= EXERCISE INPUT =
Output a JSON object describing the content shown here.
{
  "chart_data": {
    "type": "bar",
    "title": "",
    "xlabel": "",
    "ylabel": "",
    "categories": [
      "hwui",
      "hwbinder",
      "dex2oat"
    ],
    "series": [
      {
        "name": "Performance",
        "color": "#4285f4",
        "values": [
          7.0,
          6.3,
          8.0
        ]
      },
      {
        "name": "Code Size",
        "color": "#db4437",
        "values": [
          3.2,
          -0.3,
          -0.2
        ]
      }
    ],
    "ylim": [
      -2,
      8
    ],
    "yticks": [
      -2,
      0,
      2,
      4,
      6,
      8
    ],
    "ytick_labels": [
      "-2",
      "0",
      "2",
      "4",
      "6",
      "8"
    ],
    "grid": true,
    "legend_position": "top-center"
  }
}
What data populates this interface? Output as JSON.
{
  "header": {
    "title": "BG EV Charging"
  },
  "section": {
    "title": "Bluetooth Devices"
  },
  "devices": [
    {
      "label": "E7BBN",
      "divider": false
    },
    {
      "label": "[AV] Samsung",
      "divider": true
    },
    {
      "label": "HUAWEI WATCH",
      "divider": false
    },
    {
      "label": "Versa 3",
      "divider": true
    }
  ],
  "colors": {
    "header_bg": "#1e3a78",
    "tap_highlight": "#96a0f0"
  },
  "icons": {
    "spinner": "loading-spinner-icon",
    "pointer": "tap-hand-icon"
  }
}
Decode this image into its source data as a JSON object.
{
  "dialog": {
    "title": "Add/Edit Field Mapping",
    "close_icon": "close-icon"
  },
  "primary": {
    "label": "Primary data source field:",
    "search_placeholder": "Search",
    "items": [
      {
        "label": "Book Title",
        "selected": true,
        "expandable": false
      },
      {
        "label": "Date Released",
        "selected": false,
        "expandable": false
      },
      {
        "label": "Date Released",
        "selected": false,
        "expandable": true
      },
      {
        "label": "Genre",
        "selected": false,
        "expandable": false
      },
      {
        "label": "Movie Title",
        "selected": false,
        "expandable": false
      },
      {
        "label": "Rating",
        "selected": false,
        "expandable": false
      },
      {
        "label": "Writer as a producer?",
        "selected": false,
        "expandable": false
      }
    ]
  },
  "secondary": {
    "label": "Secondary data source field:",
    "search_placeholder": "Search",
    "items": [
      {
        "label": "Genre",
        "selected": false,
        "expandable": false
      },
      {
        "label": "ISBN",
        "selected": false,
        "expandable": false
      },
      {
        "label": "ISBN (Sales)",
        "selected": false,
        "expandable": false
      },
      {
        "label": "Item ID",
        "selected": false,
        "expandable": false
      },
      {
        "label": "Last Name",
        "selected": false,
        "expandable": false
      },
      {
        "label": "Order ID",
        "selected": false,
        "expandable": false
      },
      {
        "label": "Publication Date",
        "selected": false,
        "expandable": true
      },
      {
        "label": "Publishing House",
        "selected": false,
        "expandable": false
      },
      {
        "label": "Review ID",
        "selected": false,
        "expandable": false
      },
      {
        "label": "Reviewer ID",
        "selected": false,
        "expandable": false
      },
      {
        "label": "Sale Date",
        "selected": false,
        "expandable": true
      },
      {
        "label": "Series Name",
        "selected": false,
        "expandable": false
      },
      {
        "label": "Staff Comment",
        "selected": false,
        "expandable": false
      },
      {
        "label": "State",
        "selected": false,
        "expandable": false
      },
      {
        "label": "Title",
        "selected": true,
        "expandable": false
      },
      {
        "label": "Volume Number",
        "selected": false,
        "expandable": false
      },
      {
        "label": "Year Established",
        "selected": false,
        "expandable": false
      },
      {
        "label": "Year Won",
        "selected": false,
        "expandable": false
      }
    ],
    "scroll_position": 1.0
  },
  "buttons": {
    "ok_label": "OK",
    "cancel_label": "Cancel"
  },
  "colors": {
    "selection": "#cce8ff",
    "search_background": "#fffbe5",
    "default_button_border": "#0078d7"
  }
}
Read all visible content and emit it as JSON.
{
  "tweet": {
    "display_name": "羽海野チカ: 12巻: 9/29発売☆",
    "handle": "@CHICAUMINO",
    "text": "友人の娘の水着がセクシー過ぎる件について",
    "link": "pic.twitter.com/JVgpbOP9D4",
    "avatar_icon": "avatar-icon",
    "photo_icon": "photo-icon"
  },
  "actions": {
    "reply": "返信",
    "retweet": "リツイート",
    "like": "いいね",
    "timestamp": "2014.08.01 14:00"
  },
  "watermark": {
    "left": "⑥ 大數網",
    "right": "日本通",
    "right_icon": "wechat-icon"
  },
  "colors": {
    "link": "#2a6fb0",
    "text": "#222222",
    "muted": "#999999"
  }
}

= EXERCISE INSTRUCTIONS =
Return each line among the entries that holds the word "Year".

= REPLY =
        "label": "Year Established",
        "label": "Year Won",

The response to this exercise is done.